(Saved data entries)
--*--
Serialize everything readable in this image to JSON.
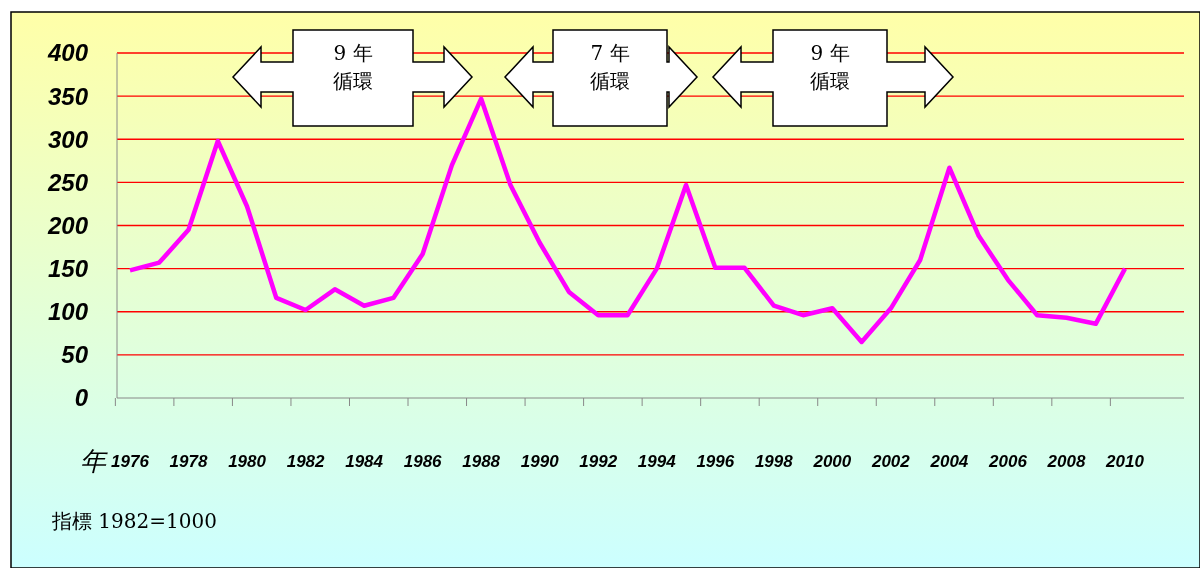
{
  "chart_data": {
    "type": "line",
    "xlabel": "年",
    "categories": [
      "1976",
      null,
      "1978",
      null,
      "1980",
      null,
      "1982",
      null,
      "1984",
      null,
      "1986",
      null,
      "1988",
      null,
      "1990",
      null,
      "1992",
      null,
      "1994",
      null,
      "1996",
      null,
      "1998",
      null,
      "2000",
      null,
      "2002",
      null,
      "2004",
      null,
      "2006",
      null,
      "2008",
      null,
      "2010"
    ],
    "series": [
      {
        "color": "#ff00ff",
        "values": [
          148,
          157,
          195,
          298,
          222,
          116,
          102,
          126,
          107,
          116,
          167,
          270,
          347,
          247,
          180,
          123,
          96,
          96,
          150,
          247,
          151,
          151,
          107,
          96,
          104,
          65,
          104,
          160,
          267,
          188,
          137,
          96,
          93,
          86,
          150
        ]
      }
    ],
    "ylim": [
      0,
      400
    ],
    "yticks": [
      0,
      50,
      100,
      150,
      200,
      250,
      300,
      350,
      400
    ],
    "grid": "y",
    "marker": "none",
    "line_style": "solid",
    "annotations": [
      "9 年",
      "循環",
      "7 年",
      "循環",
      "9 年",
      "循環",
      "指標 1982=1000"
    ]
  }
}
--*--
**DIRECTIONS:** Pictures in the records above are left out; print everything else exactly as written.

**TASK RESULT:**
Serialize everything readable in this image to JSON.
{
  "chart_data": {
    "type": "line",
    "xlabel": "年",
    "categories": [
      "1976",
      null,
      "1978",
      null,
      "1980",
      null,
      "1982",
      null,
      "1984",
      null,
      "1986",
      null,
      "1988",
      null,
      "1990",
      null,
      "1992",
      null,
      "1994",
      null,
      "1996",
      null,
      "1998",
      null,
      "2000",
      null,
      "2002",
      null,
      "2004",
      null,
      "2006",
      null,
      "2008",
      null,
      "2010"
    ],
    "series": [
      {
        "color": "#ff00ff",
        "values": [
          148,
          157,
          195,
          298,
          222,
          116,
          102,
          126,
          107,
          116,
          167,
          270,
          347,
          247,
          180,
          123,
          96,
          96,
          150,
          247,
          151,
          151,
          107,
          96,
          104,
          65,
          104,
          160,
          267,
          188,
          137,
          96,
          93,
          86,
          150
        ]
      }
    ],
    "ylim": [
      0,
      400
    ],
    "yticks": [
      0,
      50,
      100,
      150,
      200,
      250,
      300,
      350,
      400
    ],
    "grid": "y",
    "marker": "none",
    "line_style": "solid",
    "annotations": [
      "9 年",
      "循環",
      "7 年",
      "循環",
      "9 年",
      "循環",
      "指標 1982=1000"
    ]
  }
}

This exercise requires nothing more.